[Source data]
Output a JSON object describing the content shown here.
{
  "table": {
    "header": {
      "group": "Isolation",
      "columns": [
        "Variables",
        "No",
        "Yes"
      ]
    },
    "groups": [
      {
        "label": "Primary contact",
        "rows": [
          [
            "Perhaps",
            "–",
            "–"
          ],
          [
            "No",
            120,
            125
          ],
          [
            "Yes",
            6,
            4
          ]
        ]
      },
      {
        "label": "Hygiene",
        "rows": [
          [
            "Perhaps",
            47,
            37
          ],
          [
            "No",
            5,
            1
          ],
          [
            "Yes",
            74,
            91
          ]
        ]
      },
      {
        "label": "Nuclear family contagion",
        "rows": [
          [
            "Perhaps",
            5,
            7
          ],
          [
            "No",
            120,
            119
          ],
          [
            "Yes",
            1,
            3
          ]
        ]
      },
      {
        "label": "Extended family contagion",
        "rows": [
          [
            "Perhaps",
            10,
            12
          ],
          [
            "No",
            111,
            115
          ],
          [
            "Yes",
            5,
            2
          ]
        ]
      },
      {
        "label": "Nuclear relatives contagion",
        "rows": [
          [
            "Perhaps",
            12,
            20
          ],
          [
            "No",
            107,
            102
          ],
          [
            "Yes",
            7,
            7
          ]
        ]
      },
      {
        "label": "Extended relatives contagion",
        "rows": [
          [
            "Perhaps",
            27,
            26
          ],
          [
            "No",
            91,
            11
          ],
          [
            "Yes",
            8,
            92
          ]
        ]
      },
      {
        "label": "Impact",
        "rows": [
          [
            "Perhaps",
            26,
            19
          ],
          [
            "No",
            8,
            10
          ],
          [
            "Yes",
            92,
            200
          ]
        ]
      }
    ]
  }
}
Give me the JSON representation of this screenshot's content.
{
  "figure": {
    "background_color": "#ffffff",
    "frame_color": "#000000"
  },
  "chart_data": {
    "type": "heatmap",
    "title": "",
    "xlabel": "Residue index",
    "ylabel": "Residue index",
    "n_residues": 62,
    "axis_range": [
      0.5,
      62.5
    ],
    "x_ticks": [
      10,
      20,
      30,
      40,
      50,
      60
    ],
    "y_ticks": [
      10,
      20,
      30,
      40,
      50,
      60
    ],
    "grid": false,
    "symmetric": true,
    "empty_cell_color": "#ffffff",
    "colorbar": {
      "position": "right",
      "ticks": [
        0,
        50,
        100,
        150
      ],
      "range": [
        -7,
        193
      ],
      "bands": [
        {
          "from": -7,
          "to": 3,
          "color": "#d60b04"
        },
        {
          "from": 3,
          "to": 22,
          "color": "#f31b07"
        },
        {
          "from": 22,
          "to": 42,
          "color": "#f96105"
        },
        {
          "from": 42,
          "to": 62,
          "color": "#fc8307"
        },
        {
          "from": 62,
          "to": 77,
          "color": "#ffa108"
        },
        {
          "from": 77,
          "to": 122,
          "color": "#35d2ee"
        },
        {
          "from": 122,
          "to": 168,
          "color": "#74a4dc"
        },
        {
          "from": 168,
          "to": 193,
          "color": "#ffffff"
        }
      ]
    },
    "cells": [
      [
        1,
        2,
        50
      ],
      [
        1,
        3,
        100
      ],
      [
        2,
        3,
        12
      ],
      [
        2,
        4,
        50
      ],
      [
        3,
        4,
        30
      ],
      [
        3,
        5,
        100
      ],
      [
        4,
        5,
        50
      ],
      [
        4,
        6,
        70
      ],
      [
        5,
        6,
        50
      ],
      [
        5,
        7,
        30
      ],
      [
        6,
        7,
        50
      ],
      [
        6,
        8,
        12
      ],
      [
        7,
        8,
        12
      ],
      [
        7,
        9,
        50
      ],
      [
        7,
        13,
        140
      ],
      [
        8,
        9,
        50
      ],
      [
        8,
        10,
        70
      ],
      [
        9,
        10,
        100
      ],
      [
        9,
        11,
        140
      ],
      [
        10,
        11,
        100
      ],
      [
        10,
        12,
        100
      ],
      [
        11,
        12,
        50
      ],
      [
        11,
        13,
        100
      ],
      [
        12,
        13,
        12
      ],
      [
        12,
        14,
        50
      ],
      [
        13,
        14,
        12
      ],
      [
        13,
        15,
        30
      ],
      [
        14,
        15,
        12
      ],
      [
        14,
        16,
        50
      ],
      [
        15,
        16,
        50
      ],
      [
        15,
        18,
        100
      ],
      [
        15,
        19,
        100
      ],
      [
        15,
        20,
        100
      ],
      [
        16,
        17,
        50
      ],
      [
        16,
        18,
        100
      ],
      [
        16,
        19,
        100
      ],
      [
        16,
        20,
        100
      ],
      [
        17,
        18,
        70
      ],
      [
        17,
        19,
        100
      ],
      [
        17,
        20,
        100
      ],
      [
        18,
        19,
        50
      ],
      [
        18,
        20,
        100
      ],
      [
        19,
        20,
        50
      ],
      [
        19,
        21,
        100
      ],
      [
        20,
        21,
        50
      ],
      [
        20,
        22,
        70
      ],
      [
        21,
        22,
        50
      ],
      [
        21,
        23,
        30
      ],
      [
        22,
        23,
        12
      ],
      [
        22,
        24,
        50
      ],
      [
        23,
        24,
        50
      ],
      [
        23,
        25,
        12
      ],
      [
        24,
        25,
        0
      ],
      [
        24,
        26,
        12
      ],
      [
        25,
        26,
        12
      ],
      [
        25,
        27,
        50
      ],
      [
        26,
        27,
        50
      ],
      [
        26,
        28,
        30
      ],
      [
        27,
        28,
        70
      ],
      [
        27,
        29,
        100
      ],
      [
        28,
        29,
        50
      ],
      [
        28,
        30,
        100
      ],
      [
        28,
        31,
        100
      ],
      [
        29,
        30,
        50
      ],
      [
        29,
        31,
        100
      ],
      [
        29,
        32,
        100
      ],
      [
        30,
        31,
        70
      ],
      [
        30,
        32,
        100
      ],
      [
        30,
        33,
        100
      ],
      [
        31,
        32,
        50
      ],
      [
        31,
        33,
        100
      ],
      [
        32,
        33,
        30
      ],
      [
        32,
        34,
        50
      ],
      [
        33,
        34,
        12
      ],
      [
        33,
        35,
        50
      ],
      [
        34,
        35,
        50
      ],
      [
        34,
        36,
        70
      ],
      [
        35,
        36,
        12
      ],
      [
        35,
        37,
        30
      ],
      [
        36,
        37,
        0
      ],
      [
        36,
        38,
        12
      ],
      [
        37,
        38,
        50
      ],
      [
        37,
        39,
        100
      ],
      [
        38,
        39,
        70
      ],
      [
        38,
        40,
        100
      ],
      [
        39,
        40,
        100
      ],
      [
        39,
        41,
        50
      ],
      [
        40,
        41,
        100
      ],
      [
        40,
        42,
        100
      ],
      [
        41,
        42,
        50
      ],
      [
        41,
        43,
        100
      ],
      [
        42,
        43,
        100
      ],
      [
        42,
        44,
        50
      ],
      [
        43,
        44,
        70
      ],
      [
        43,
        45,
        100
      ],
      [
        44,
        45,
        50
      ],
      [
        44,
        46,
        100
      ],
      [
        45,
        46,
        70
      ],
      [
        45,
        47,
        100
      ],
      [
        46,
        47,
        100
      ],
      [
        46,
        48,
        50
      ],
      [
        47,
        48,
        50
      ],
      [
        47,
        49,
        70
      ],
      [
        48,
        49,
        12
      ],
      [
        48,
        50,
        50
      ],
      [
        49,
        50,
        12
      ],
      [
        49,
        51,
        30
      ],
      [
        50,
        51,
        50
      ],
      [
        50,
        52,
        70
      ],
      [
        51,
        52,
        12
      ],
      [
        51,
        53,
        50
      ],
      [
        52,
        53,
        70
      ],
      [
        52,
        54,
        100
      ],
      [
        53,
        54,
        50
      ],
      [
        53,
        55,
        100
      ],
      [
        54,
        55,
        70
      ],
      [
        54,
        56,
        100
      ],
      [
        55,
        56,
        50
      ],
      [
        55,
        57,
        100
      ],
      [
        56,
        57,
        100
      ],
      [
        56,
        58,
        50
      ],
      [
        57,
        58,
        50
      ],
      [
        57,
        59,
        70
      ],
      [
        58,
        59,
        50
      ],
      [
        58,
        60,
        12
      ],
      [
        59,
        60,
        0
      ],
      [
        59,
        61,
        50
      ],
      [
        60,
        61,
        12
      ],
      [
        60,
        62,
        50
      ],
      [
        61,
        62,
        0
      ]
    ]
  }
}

The problem: Of the lines in the listing, how many hold the word "family"? Nothing but the number is needed.

Solution: 2